** Start **

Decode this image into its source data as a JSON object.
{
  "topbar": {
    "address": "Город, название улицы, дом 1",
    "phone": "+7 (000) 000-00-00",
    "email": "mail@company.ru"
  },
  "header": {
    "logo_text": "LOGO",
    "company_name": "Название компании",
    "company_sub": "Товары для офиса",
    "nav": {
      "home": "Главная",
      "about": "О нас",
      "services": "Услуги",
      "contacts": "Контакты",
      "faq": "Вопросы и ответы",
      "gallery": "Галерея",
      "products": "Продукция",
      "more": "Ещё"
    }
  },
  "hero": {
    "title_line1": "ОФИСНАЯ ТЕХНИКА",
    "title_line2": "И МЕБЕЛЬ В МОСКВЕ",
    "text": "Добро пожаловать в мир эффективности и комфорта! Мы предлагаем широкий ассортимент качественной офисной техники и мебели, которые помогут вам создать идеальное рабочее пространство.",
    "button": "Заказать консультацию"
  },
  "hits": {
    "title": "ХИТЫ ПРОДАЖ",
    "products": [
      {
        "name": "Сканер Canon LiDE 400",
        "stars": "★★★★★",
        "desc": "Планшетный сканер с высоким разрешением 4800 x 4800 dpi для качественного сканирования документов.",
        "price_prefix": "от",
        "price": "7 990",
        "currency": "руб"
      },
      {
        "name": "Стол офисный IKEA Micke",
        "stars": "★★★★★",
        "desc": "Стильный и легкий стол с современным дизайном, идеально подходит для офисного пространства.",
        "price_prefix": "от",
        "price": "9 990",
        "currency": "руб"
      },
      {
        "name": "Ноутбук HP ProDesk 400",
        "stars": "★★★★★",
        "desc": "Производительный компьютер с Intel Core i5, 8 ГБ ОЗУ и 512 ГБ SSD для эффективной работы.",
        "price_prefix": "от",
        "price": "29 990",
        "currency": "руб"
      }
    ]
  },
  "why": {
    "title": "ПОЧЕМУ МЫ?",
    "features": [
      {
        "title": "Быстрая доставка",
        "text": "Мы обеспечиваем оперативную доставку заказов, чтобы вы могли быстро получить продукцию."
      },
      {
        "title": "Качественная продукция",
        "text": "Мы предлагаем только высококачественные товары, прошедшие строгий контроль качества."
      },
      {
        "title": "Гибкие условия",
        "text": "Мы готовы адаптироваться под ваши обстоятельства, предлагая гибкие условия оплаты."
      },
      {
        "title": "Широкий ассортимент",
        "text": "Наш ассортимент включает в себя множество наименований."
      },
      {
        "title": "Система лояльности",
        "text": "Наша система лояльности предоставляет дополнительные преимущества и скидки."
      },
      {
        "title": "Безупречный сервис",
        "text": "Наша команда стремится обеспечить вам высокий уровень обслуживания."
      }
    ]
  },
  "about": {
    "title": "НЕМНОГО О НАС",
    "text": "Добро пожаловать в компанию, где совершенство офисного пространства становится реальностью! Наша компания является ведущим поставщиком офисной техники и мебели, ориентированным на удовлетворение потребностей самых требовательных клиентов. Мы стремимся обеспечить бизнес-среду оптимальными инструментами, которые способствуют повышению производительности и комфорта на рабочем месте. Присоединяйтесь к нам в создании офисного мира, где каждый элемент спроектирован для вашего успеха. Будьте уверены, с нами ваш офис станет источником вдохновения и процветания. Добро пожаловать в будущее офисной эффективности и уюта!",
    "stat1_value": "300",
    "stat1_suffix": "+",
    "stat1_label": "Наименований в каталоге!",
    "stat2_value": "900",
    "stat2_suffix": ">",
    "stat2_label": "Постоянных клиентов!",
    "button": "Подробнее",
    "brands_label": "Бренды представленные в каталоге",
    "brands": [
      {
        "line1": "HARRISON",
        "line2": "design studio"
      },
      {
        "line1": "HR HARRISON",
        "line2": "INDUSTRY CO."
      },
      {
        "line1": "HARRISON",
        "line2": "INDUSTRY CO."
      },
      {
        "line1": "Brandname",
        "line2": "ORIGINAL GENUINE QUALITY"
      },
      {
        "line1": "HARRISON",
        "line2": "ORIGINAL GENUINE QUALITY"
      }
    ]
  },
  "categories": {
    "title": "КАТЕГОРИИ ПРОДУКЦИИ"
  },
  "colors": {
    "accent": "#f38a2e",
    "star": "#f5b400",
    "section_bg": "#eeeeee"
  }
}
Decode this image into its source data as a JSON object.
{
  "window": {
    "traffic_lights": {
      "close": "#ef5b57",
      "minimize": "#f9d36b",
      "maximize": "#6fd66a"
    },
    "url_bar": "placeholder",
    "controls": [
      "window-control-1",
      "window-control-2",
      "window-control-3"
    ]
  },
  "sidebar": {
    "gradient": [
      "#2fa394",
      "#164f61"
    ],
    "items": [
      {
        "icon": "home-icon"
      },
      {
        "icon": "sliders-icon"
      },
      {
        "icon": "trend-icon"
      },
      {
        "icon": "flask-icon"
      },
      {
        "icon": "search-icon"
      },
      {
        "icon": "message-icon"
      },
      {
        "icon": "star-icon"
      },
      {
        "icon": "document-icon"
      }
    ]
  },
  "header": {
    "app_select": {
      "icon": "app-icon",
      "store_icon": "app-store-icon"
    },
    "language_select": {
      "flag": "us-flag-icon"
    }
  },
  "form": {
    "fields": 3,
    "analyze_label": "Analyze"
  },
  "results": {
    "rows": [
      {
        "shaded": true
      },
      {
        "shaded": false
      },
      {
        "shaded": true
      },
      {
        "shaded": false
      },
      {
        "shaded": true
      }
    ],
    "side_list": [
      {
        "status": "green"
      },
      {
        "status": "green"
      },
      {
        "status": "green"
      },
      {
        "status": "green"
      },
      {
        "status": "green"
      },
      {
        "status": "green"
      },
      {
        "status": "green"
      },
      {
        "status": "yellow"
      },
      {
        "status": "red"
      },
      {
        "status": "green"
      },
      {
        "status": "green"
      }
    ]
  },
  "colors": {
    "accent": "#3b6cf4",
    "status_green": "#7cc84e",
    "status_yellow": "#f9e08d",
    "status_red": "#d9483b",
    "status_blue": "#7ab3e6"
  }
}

** End **

Repeat the listing in full, keeping every line exactly as it is.

-- Expected output --
Decode this image into its source data as a JSON object.
{
  "topbar": {
    "address": "Город, название улицы, дом 1",
    "phone": "+7 (000) 000-00-00",
    "email": "mail@company.ru"
  },
  "header": {
    "logo_text": "LOGO",
    "company_name": "Название компании",
    "company_sub": "Товары для офиса",
    "nav": {
      "home": "Главная",
      "about": "О нас",
      "services": "Услуги",
      "contacts": "Контакты",
      "faq": "Вопросы и ответы",
      "gallery": "Галерея",
      "products": "Продукция",
      "more": "Ещё"
    }
  },
  "hero": {
    "title_line1": "ОФИСНАЯ ТЕХНИКА",
    "title_line2": "И МЕБЕЛЬ В МОСКВЕ",
    "text": "Добро пожаловать в мир эффективности и комфорта! Мы предлагаем широкий ассортимент качественной офисной техники и мебели, которые помогут вам создать идеальное рабочее пространство.",
    "button": "Заказать консультацию"
  },
  "hits": {
    "title": "ХИТЫ ПРОДАЖ",
    "products": [
      {
        "name": "Сканер Canon LiDE 400",
        "stars": "★★★★★",
        "desc": "Планшетный сканер с высоким разрешением 4800 x 4800 dpi для качественного сканирования документов.",
        "price_prefix": "от",
        "price": "7 990",
        "currency": "руб"
      },
      {
        "name": "Стол офисный IKEA Micke",
        "stars": "★★★★★",
        "desc": "Стильный и легкий стол с современным дизайном, идеально подходит для офисного пространства.",
        "price_prefix": "от",
        "price": "9 990",
        "currency": "руб"
      },
      {
        "name": "Ноутбук HP ProDesk 400",
        "stars": "★★★★★",
        "desc": "Производительный компьютер с Intel Core i5, 8 ГБ ОЗУ и 512 ГБ SSD для эффективной работы.",
        "price_prefix": "от",
        "price": "29 990",
        "currency": "руб"
      }
    ]
  },
  "why": {
    "title": "ПОЧЕМУ МЫ?",
    "features": [
      {
        "title": "Быстрая доставка",
        "text": "Мы обеспечиваем оперативную доставку заказов, чтобы вы могли быстро получить продукцию."
      },
      {
        "title": "Качественная продукция",
        "text": "Мы предлагаем только высококачественные товары, прошедшие строгий контроль качества."
      },
      {
        "title": "Гибкие условия",
        "text": "Мы готовы адаптироваться под ваши обстоятельства, предлагая гибкие условия оплаты."
      },
      {
        "title": "Широкий ассортимент",
        "text": "Наш ассортимент включает в себя множество наименований."
      },
      {
        "title": "Система лояльности",
        "text": "Наша система лояльности предоставляет дополнительные преимущества и скидки."
      },
      {
        "title": "Безупречный сервис",
        "text": "Наша команда стремится обеспечить вам высокий уровень обслуживания."
      }
    ]
  },
  "about": {
    "title": "НЕМНОГО О НАС",
    "text": "Добро пожаловать в компанию, где совершенство офисного пространства становится реальностью! Наша компания является ведущим поставщиком офисной техники и мебели, ориентированным на удовлетворение потребностей самых требовательных клиентов. Мы стремимся обеспечить бизнес-среду оптимальными инструментами, которые способствуют повышению производительности и комфорта на рабочем месте. Присоединяйтесь к нам в создании офисного мира, где каждый элемент спроектирован для вашего успеха. Будьте уверены, с нами ваш офис станет источником вдохновения и процветания. Добро пожаловать в будущее офисной эффективности и уюта!",
    "stat1_value": "300",
    "stat1_suffix": "+",
    "stat1_label": "Наименований в каталоге!",
    "stat2_value": "900",
    "stat2_suffix": ">",
    "stat2_label": "Постоянных клиентов!",
    "button": "Подробнее",
    "brands_label": "Бренды представленные в каталоге",
    "brands": [
      {
        "line1": "HARRISON",
        "line2": "design studio"
      },
      {
        "line1": "HR HARRISON",
        "line2": "INDUSTRY CO."
      },
      {
        "line1": "HARRISON",
        "line2": "INDUSTRY CO."
      },
      {
        "line1": "Brandname",
        "line2": "ORIGINAL GENUINE QUALITY"
      },
      {
        "line1": "HARRISON",
        "line2": "ORIGINAL GENUINE QUALITY"
      }
    ]
  },
  "categories": {
    "title": "КАТЕГОРИИ ПРОДУКЦИИ"
  },
  "colors": {
    "accent": "#f38a2e",
    "star": "#f5b400",
    "section_bg": "#eeeeee"
  }
}
Decode this image into its source data as a JSON object.
{
  "window": {
    "traffic_lights": {
      "close": "#ef5b57",
      "minimize": "#f9d36b",
      "maximize": "#6fd66a"
    },
    "url_bar": "placeholder",
    "controls": [
      "window-control-1",
      "window-control-2",
      "window-control-3"
    ]
  },
  "sidebar": {
    "gradient": [
      "#2fa394",
      "#164f61"
    ],
    "items": [
      {
        "icon": "home-icon"
      },
      {
        "icon": "sliders-icon"
      },
      {
        "icon": "trend-icon"
      },
      {
        "icon": "flask-icon"
      },
      {
        "icon": "search-icon"
      },
      {
        "icon": "message-icon"
      },
      {
        "icon": "star-icon"
      },
      {
        "icon": "document-icon"
      }
    ]
  },
  "header": {
    "app_select": {
      "icon": "app-icon",
      "store_icon": "app-store-icon"
    },
    "language_select": {
      "flag": "us-flag-icon"
    }
  },
  "form": {
    "fields": 3,
    "analyze_label": "Analyze"
  },
  "results": {
    "rows": [
      {
        "shaded": true
      },
      {
        "shaded": false
      },
      {
        "shaded": true
      },
      {
        "shaded": false
      },
      {
        "shaded": true
      }
    ],
    "side_list": [
      {
        "status": "green"
      },
      {
        "status": "green"
      },
      {
        "status": "green"
      },
      {
        "status": "green"
      },
      {
        "status": "green"
      },
      {
        "status": "green"
      },
      {
        "status": "green"
      },
      {
        "status": "yellow"
      },
      {
        "status": "red"
      },
      {
        "status": "green"
      },
      {
        "status": "green"
      }
    ]
  },
  "colors": {
    "accent": "#3b6cf4",
    "status_green": "#7cc84e",
    "status_yellow": "#f9e08d",
    "status_red": "#d9483b",
    "status_blue": "#7ab3e6"
  }
}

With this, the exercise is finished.